## Begin

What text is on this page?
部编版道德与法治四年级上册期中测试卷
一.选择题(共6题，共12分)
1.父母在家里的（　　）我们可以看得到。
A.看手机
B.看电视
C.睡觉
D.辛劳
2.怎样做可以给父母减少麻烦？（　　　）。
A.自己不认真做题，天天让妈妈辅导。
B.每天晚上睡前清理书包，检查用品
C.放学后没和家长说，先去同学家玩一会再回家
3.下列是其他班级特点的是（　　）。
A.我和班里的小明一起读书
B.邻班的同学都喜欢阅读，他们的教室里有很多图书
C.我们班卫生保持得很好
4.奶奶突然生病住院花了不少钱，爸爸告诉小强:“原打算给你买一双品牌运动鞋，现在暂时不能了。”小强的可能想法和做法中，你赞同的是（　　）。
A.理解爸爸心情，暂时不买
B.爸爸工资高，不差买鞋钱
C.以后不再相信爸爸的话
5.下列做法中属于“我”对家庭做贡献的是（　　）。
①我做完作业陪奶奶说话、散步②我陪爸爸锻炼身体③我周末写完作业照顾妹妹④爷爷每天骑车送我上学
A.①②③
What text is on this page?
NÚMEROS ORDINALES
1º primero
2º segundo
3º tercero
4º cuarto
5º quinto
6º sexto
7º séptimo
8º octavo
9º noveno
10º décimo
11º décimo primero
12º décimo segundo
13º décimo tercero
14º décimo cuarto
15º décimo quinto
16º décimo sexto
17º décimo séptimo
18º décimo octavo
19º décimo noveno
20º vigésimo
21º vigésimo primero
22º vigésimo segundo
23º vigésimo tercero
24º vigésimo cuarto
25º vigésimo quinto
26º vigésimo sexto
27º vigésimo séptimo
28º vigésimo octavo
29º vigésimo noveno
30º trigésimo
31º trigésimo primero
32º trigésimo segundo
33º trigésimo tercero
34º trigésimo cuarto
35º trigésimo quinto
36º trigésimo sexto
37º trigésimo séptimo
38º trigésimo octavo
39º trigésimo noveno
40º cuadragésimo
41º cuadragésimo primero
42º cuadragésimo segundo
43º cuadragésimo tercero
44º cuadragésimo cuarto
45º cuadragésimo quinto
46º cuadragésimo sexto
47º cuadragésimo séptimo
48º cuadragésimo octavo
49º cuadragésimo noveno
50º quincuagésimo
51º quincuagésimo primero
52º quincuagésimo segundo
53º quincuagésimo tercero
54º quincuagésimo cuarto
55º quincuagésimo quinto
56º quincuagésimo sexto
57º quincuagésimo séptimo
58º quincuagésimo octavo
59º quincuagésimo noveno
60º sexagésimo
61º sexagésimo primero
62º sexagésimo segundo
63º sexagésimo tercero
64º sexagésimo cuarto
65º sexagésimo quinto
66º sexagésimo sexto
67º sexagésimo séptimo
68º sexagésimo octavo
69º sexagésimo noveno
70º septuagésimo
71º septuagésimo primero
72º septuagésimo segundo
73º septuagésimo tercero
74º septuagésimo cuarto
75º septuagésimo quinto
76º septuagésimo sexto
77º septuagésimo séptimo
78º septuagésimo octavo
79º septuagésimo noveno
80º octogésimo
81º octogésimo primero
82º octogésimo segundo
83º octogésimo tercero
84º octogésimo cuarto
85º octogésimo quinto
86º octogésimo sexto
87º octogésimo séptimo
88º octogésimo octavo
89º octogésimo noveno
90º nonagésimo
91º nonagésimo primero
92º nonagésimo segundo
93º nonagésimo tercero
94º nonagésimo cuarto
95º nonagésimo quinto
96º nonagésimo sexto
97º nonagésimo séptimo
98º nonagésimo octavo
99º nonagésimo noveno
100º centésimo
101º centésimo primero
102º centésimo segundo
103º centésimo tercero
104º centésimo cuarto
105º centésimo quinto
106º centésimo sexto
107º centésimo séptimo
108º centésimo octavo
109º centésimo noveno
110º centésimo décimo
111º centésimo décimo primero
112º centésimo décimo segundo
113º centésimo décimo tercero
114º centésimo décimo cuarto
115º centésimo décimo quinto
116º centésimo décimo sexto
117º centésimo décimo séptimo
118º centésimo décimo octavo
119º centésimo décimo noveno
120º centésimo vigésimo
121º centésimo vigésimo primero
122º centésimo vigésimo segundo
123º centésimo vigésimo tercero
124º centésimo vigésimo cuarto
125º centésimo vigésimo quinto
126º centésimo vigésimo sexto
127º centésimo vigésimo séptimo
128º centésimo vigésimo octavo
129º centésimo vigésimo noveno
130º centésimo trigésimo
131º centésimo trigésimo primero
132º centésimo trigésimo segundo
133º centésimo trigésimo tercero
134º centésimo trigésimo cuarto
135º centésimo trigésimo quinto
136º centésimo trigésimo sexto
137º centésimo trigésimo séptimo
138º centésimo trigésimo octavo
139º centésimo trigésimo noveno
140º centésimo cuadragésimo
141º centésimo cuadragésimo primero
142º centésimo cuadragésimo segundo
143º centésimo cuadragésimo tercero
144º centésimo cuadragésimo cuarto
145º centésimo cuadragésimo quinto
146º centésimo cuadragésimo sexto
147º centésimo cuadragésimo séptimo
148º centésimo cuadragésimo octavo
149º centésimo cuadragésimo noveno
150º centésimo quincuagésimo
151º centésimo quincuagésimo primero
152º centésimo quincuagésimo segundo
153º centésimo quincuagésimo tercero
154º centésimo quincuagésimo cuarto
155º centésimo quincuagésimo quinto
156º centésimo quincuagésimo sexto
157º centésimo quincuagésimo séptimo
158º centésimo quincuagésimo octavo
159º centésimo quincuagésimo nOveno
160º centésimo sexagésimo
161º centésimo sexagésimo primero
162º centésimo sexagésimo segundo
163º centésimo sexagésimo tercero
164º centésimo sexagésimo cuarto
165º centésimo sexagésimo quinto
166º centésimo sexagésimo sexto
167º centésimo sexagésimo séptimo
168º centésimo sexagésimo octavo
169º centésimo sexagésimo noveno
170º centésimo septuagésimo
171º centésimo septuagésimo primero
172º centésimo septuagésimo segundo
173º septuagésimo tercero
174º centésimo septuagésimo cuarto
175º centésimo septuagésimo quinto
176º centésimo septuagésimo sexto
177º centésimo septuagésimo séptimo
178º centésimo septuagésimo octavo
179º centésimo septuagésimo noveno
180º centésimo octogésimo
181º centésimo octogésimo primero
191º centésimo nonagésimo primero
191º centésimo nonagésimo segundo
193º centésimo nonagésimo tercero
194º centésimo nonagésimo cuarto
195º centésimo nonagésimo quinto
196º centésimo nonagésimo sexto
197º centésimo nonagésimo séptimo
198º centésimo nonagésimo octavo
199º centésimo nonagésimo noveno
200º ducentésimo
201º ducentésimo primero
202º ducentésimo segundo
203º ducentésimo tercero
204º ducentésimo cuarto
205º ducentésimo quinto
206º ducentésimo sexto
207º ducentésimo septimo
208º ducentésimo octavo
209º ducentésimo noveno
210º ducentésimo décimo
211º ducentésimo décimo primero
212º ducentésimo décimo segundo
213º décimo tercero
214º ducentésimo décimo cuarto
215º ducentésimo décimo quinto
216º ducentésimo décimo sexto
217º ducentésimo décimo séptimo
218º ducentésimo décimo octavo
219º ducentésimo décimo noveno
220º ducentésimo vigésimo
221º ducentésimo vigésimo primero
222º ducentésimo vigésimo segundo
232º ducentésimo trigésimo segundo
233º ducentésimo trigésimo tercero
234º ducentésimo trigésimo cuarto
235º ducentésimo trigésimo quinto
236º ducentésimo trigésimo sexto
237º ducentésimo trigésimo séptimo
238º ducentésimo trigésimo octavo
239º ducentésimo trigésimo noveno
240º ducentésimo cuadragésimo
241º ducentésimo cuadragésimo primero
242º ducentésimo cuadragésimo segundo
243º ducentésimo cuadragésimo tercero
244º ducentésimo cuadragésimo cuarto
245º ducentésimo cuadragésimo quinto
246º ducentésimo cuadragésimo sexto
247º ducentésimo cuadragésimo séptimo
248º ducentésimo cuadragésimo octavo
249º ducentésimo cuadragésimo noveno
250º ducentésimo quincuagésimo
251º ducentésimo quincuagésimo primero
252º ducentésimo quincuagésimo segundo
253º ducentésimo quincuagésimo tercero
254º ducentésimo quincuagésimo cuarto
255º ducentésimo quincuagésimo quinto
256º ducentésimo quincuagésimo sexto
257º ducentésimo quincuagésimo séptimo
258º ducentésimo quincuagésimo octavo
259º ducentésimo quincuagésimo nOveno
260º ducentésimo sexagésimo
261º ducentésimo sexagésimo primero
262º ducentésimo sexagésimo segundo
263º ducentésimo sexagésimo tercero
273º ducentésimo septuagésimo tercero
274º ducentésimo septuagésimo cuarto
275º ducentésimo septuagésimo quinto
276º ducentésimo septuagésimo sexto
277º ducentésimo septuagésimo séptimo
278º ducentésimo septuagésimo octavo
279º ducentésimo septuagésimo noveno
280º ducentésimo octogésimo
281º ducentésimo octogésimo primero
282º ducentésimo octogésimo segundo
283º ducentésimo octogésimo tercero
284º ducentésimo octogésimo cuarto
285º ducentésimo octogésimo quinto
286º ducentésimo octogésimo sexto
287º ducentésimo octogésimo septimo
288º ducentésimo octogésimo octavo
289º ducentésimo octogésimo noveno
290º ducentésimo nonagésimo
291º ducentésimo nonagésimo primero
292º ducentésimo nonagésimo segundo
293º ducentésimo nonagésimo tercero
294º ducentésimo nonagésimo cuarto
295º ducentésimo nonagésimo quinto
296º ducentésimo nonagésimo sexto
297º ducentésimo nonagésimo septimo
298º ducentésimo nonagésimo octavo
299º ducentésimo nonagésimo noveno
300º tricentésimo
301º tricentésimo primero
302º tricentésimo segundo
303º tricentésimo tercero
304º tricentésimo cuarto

## End

## THE EXERCISE
Scan the entries above for the word "tricentésimo" and collect each line holding it.

## EXERCISE RESULT
300º tricentésimo
301º tricentésimo primero
302º tricentésimo segundo
303º tricentésimo tercero
304º tricentésimo cuarto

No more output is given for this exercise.